Passage given:
^^^^^^^^
These obvious premises have two obvious implications which somehow escape the notice not only of the unschooled, but also of most of the schooled:

  • All taxes fall on land values. If land values absorb the economy's capacity to pay, then all taxes, in so far as they reduce that capacity, reduce land values. A tax on the owner of the land is a deduction from the imputed rental value of the land for the owner and is discounted in the price that any alternative owner will pay for the land. A tax on any other entity is a deduction from that entity's capacity to pay for land. Either way, the ultimate burden falls on land owners. Therefore, if the owners were informed and rational, their aversion to taxes would extend to all taxes and would not be concentrated exclusively, or even mainly, on taxes payable by land owners.
  • All deadweight falls on land values. The margin by which taxes reduce the economy's capacity to pay, hence land values, includes not only the actual tax paid, but also the deadweight cost. Indeed, the final reduction in capacity to pay, hence in land values, may not include all of the tax paid, because governments not only collect revenue but also spend it; but it does include the entire deadweight cost of taxation, because governments don't get to spend the deadweight. Therefore, given that a certain amount of revenue must be collected, an informed and rational land owner will prefer that the revenue be raised with the least possible deadweight.

And the taxes with the least deadweight are those levied directly on land values (or changes in land values), because the tax bill is independent of, and therefore cannot deter, any productive activity of the taxpayer. Indeed, if the tax is a holding charge of so many percent of the land value per year, it has negative deadweight because it encourages the owner to do something productive with the land (or sell it to someone who will) in order to cover the tax bill.

It is in the macroeconomy that all taxes fall on land values. In the microeconomy — that is, from the viewpoint of the individual or firm — a tax reduces the marginal reward of the activity subject to the tax; and the macro-consequence of all these micro-disincentives is deadweight. In the microeconomy, taxing land values instead of the fruits of labour and capital would leave labour and capital with their full marginal rewards, undiminished by taxation. But the macroeconomy shifts all taxes and their deadweight costs onto land owners.
^^^^^^^^
Material provided:
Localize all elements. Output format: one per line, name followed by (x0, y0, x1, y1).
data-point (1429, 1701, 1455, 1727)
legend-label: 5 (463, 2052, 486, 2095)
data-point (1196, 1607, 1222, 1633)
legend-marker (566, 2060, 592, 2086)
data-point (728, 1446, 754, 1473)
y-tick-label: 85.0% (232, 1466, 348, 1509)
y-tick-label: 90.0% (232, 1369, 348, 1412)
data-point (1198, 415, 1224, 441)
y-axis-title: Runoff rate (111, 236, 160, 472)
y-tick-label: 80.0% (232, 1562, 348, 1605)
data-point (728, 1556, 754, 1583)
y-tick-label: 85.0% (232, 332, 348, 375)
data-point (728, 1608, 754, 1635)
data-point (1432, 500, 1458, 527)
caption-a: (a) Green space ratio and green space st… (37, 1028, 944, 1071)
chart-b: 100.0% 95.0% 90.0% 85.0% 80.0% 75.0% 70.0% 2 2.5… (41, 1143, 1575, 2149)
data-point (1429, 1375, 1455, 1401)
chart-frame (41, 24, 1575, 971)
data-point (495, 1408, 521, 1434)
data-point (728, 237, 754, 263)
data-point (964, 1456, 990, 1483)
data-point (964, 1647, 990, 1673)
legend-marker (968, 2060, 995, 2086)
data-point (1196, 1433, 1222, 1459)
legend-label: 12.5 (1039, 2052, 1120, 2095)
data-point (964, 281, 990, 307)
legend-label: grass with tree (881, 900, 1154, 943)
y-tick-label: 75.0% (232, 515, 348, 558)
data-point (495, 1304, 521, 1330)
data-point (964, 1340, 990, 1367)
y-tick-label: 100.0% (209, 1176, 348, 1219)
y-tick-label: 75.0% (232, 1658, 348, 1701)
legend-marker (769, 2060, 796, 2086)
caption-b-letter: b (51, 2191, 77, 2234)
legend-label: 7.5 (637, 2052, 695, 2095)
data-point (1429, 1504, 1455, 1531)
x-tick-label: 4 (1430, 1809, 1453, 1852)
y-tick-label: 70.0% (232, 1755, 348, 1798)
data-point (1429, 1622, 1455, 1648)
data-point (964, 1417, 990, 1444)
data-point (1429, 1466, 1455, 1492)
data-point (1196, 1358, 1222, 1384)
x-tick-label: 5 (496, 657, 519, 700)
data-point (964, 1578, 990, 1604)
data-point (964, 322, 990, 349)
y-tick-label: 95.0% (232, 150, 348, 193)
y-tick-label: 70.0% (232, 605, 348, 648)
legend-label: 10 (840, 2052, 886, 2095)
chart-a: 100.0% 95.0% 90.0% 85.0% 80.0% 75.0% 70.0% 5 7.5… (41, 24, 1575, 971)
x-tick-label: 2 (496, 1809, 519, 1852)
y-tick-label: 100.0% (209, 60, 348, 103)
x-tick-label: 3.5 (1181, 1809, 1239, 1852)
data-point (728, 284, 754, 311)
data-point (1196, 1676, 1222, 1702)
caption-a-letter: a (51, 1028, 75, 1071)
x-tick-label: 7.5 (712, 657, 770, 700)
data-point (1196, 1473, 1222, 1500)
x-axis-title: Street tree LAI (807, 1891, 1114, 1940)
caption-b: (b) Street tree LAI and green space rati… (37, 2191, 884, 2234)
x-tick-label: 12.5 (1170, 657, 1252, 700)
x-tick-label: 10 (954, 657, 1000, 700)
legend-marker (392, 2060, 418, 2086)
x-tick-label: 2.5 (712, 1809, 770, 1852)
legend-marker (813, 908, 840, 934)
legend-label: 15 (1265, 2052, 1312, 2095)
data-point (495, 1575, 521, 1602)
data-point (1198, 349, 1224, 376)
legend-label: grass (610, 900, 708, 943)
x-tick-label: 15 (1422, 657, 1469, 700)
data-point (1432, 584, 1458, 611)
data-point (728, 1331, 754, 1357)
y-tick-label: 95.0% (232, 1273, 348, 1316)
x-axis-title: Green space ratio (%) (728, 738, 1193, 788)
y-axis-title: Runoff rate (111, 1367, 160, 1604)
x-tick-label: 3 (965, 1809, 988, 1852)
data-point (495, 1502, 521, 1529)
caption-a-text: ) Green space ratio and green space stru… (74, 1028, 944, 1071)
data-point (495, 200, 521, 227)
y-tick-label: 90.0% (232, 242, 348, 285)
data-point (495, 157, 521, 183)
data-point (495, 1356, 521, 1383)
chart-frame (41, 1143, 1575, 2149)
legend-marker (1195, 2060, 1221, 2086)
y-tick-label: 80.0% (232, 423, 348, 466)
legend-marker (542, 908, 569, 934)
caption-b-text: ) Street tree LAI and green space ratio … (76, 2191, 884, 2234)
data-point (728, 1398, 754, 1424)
^^^^^^^^
Challenge 1: In the passage on taxes and land values, quote every sentence that begins with the word "Therefore" or "Indeed".
Challenge 2: Extend the passage on taxes and land values by writing what comes after its last sentence.

Written response 1:
- "Therefore, if the owners were informed and rational, their aversion to taxes would extend to all taxes and would not be concentrated exclusively, or even mainly, on taxes payable by land owners."
- "Indeed, the final reduction in capacity to pay, hence in land values, may not include all of the tax paid, because governments not only collect revenue but also spend it; but it does include the entire deadweight cost of taxation, because governments don't get to spend the deadweight."
- "Therefore, given that a certain amount of revenue must be collected, an informed and rational land owner will prefer that the revenue be raised with the least possible deadweight."
- "Indeed, if the tax is a holding charge of so many percent of the land value per year, it has negative deadweight because it encourages the owner to do something productive with the land (or sell it to someone who will) in order to cover the tax bill."

Written response 2:
Thus we see that John Locke (1632–1704) was not exaggerating, but rather understating, when he wrote:

It is in vain in a country whose great fund is land to hope to lay the publick charge of the Government on anything else; there at last it will terminate. The merchant (do what you can) will not bear it, the labourer cannot, and therefore the landholder must: and whether he were best to do it by laying it directly where it will at last settle, or by letting it come to him by the sinking of his rents, ... let him consider.

Let him also consider what happens when the revenue is spent. Taxes on land values (or, better still, on uplifts in land values) give governments an incentive to invest in public infrastructure that raises land values for the benefit of property owners. Other taxes dilute that incentive but still ultimately fall, along with their deadweight, on property owners.

Location, location...

The benefit of an infrastructure project can be measured only by the price that people are willing to pay for it, and whatever part of that price is not paid in user charges (fees, fares, tolls, etc.) is paid for access to locations serviced by the infrastructure. In other words, the benefit of infrastructure (net of user charges) is manifested as uplifts in land values — not values of buildings, which are limited by construction costs, but values of land, because land has a location (and therefore a locational value) even if no buildings stand on it.

Therefore if the benefit of an infrastructure project exceeds the cost, whatever part of the cost is not offset by user charges can be covered by taking back a sufficient fraction of the uplift in land values, without burdening taxpayers who do not share in the benefit.

More generally, the cost-benefit ratio of a project is the cost-uplift ratio. So if a government claws back a certain fraction of every uplift through the “tax” system [2], any project whose cost-benefit ratio equals that fraction is self-funding, and any project with a lower cost-benefit ratio is more than self-funding, yielding net revenue that can be used for (e.g.) cutting other taxes or paying off debt. The remaining (“after-tax”) fraction of each uplift is a net windfall to the affected property owner [3]. But the owners' gain is not a loss of affordability, because it reflects greater locational utility — not higher rents or prices for the same utility [4]. And because it does not depend on expansion of debt backed solely by faith in the greater fool, it does not destabilize the financial system.

This is not a call to raise taxes in order to pay for infrastructure. It is a call for a change in the tax mix (which in itself can be revenue-neutral) so that future investment in infrastructure pays for itself by expanding the revenue base without any further changes in tax rates or thresholds. If, in the initial change, the new or increased “taxes” are levied solely on subsequent uplifts in land values — exempting present values — then no property owner loses in the change or in the subsequent operation of the new system.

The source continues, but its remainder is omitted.